### [GIVEN EXERCISE]
Can you repeat, word for word, the section of the revenue passage below from "Our revenue, profitability" to "among other things."?

### [PROVIDED PASSAGE]
════════

Our revenue, profitability and future growth depend not only on our ability to execute our business plan, but also, the growth of the paid-search market and our ability to effectively compete with other providers of local, and paid-search technologies and services among other things.

As we continue to diversify our technologies and traffic sources, we remain focused on local media offerings that will improve the experience for our end users, enable our SMBs to better reach their potential customers, and allow our regional media network partners to enhance their service offerings and lower their costs. While we are still very focused on the local search industry, we believe there are additional opportunities in local media that we and our customers can benefit from, while diversifying our revenue sources. We intend to continue making significant investments in initiatives to diversify our revenue sources and promote our future growth.

As we continue to invest in our core offerings, while pursuing the acquisitions noted above, we have increased our operating expenses, mainly related to traffic acquisition costs, the deployment of new features and functionality across our business and the support of our acquired companies. We cannot give assurances that our efforts to improve our results of operations through this strategy will be successful.

Sources of Revenue We generate revenue primarily on our Consumer Properties from both direct and indirect advertiser relationships, via: • click-throughs on sponsored listings; • calls to cost-per-call advertiser listings; • lead generation; • banner ads; • subscription advertiser listings; • domain sales and services; • web hosting services; and • daily deal offerings.

════════

### [DATASET EXCERPT]
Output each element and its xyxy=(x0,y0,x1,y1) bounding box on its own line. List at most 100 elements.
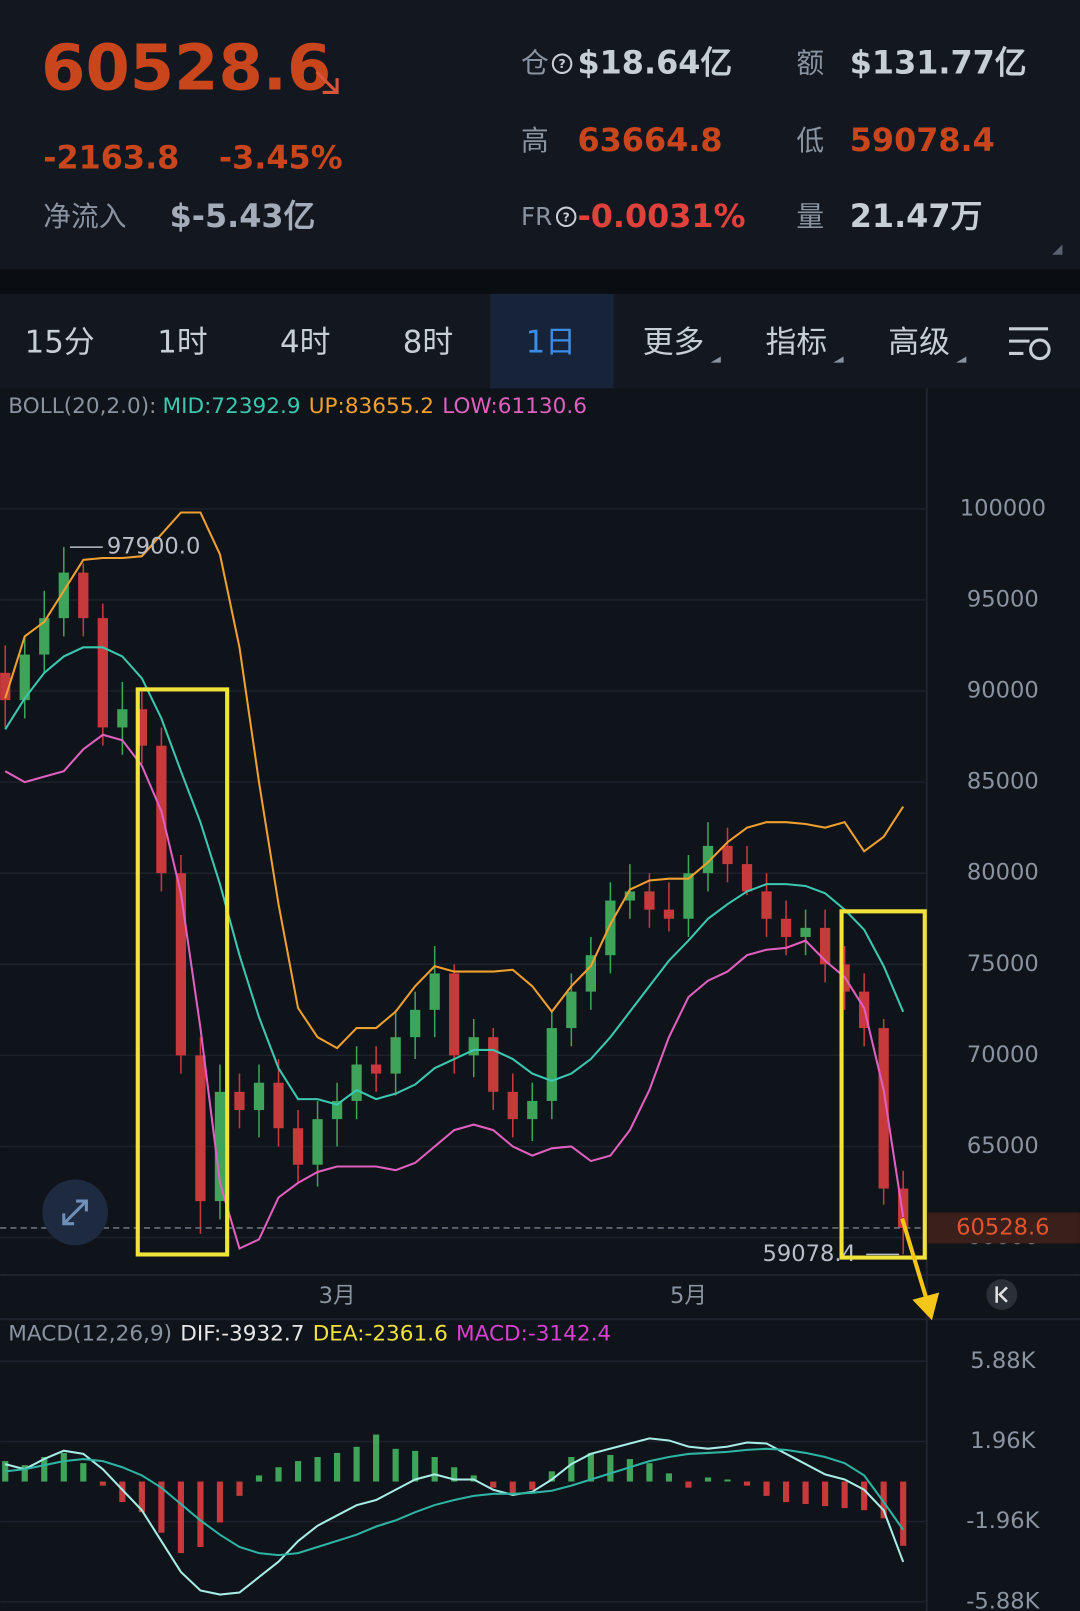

════════

### [COMPLETED EXERCISE]
Our revenue, profitability and future growth depend not only on our ability to execute our business plan, but also, the growth of the paid-search market and our ability to effectively compete with other providers of local, and paid-search technologies and services among other things.